**What is needed:** Leave out the pictures and repeat the rest of the material exactly.

--- Start of Exercise data ---

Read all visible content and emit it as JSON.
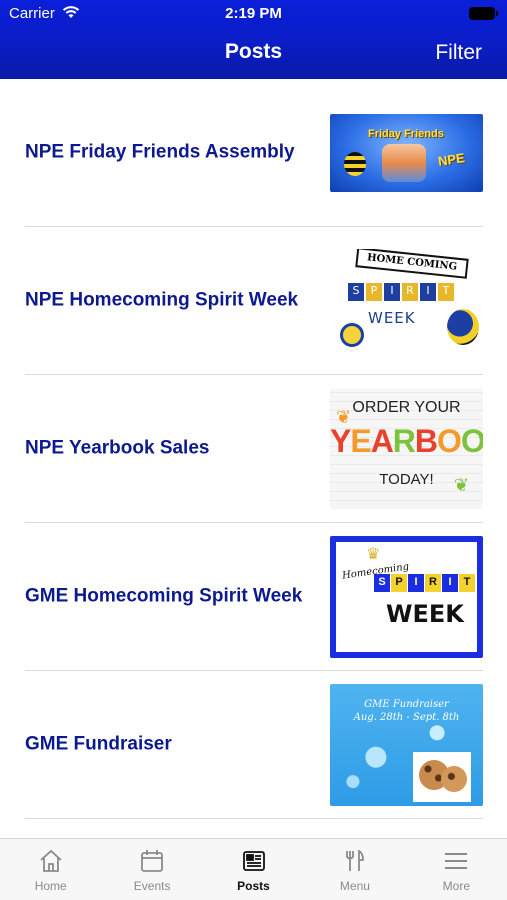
{
  "status_bar": {
    "carrier": "Carrier",
    "time": "2:19 PM"
  },
  "nav": {
    "title": "Posts",
    "filter_label": "Filter"
  },
  "posts": [
    {
      "title": "NPE Friday Friends Assembly",
      "thumb_text": [
        "Friday",
        "Friends",
        "NPE"
      ]
    },
    {
      "title": "NPE Homecoming Spirit Week",
      "thumb_text": [
        "HOME COMING",
        "S",
        "P",
        "I",
        "R",
        "I",
        "T",
        "WEEK"
      ]
    },
    {
      "title": "NPE Yearbook Sales",
      "thumb_text": [
        "ORDER YOUR",
        "YEARBOOK",
        "TODAY!"
      ]
    },
    {
      "title": "GME Homecoming Spirit Week",
      "thumb_text": [
        "Homecoming",
        "S",
        "P",
        "I",
        "R",
        "I",
        "T",
        "WEEK"
      ]
    },
    {
      "title": "GME Fundraiser",
      "thumb_text": [
        "GME Fundraiser",
        "Aug. 28th - Sept. 8th"
      ]
    }
  ],
  "tabs": [
    {
      "label": "Home",
      "icon": "home-icon",
      "active": false
    },
    {
      "label": "Events",
      "icon": "calendar-icon",
      "active": false
    },
    {
      "label": "Posts",
      "icon": "newspaper-icon",
      "active": true
    },
    {
      "label": "Menu",
      "icon": "fork-knife-icon",
      "active": false
    },
    {
      "label": "More",
      "icon": "hamburger-icon",
      "active": false
    }
  ],
  "colors": {
    "header": "#0b1ec9",
    "post_title": "#0d1a8f",
    "tab_active": "#111111",
    "tab_inactive": "#8a8a8a"
  }
}
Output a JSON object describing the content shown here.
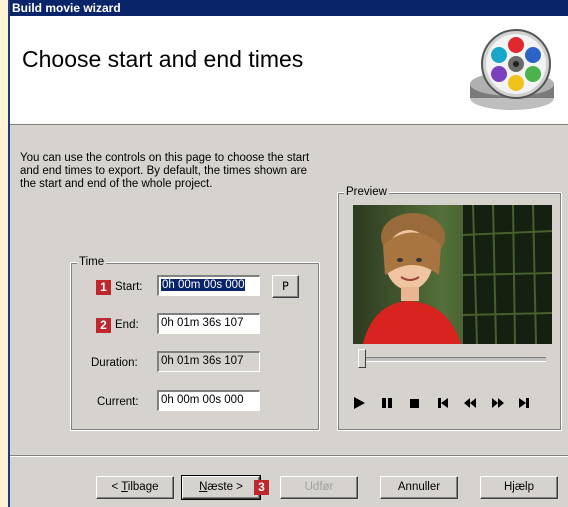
{
  "window": {
    "title": "Build movie wizard"
  },
  "header": {
    "title": "Choose start and end times",
    "icon": "film-reel-icon"
  },
  "description": "You can use the controls on this page to choose the start and end times to export. By default, the times shown are the start and end of the whole project.",
  "time_group": {
    "legend": "Time",
    "start": {
      "badge": "1",
      "label": "Start:",
      "value": "0h 00m 00s 000"
    },
    "set_button": "P",
    "end": {
      "badge": "2",
      "label": "End:",
      "value": "0h 01m 36s 107"
    },
    "duration": {
      "label": "Duration:",
      "value": "0h 01m 36s 107"
    },
    "current": {
      "label": "Current:",
      "value": "0h 00m 00s 000"
    }
  },
  "preview_group": {
    "legend": "Preview",
    "scrubber_position": 0,
    "controls": [
      "play-icon",
      "pause-icon",
      "stop-icon",
      "skip-to-start-icon",
      "rewind-icon",
      "fast-forward-icon",
      "skip-to-end-icon"
    ]
  },
  "footer": {
    "back": {
      "prefix": "< ",
      "mnemonic": "T",
      "rest": "ilbage"
    },
    "next": {
      "mnemonic": "N",
      "rest": "æste >",
      "badge": "3"
    },
    "finish": "Udfør",
    "cancel": "Annuller",
    "help": "Hjælp"
  },
  "colors": {
    "titlebar": "#0a246a",
    "badge": "#c0272d",
    "face": "#d6d3ce"
  }
}
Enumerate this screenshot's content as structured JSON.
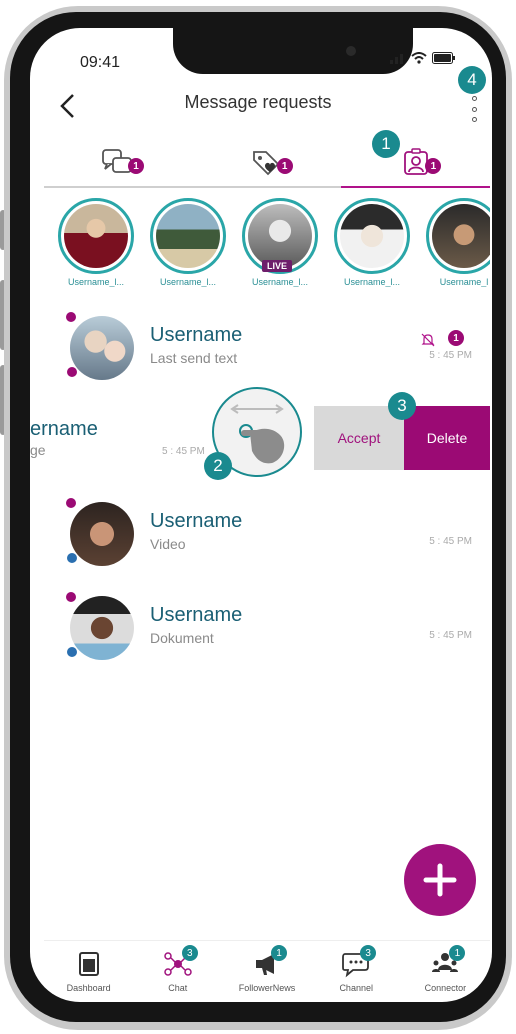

--- End of Exercise data ---

**Response for this exercise:**
Read all visible content and emit it as JSON.
{
  "status_bar": {
    "carrier": "Carrier",
    "time": "2:19 PM"
  },
  "nav": {
    "title": "Posts",
    "filter_label": "Filter"
  },
  "posts": [
    {
      "title": "NPE Friday Friends Assembly",
      "thumb_text": [
        "Friday",
        "Friends",
        "NPE"
      ]
    },
    {
      "title": "NPE Homecoming Spirit Week",
      "thumb_text": [
        "HOME COMING",
        "S",
        "P",
        "I",
        "R",
        "I",
        "T",
        "WEEK"
      ]
    },
    {
      "title": "NPE Yearbook Sales",
      "thumb_text": [
        "ORDER YOUR",
        "YEARBOOK",
        "TODAY!"
      ]
    },
    {
      "title": "GME Homecoming Spirit Week",
      "thumb_text": [
        "Homecoming",
        "S",
        "P",
        "I",
        "R",
        "I",
        "T",
        "WEEK"
      ]
    },
    {
      "title": "GME Fundraiser",
      "thumb_text": [
        "GME Fundraiser",
        "Aug. 28th - Sept. 8th"
      ]
    }
  ],
  "tabs": [
    {
      "label": "Home",
      "icon": "home-icon",
      "active": false
    },
    {
      "label": "Events",
      "icon": "calendar-icon",
      "active": false
    },
    {
      "label": "Posts",
      "icon": "newspaper-icon",
      "active": true
    },
    {
      "label": "Menu",
      "icon": "fork-knife-icon",
      "active": false
    },
    {
      "label": "More",
      "icon": "hamburger-icon",
      "active": false
    }
  ],
  "colors": {
    "header": "#0b1ec9",
    "post_title": "#0d1a8f",
    "tab_active": "#111111",
    "tab_inactive": "#8a8a8a"
  }
}
Output a JSON object describing the content shown here.
{
  "window": {
    "title": "Build movie wizard"
  },
  "header": {
    "title": "Choose start and end times",
    "icon": "film-reel-icon"
  },
  "description": "You can use the controls on this page to choose the start and end times to export. By default, the times shown are the start and end of the whole project.",
  "time_group": {
    "legend": "Time",
    "start": {
      "badge": "1",
      "label": "Start:",
      "value": "0h 00m 00s 000"
    },
    "set_button": "P",
    "end": {
      "badge": "2",
      "label": "End:",
      "value": "0h 01m 36s 107"
    },
    "duration": {
      "label": "Duration:",
      "value": "0h 01m 36s 107"
    },
    "current": {
      "label": "Current:",
      "value": "0h 00m 00s 000"
    }
  },
  "preview_group": {
    "legend": "Preview",
    "scrubber_position": 0,
    "controls": [
      "play-icon",
      "pause-icon",
      "stop-icon",
      "skip-to-start-icon",
      "rewind-icon",
      "fast-forward-icon",
      "skip-to-end-icon"
    ]
  },
  "footer": {
    "back": {
      "prefix": "< ",
      "mnemonic": "T",
      "rest": "ilbage"
    },
    "next": {
      "mnemonic": "N",
      "rest": "æste >",
      "badge": "3"
    },
    "finish": "Udfør",
    "cancel": "Annuller",
    "help": "Hjælp"
  },
  "colors": {
    "titlebar": "#0a246a",
    "badge": "#c0272d",
    "face": "#d6d3ce"
  }
}
Enumerate this screenshot's content as structured JSON.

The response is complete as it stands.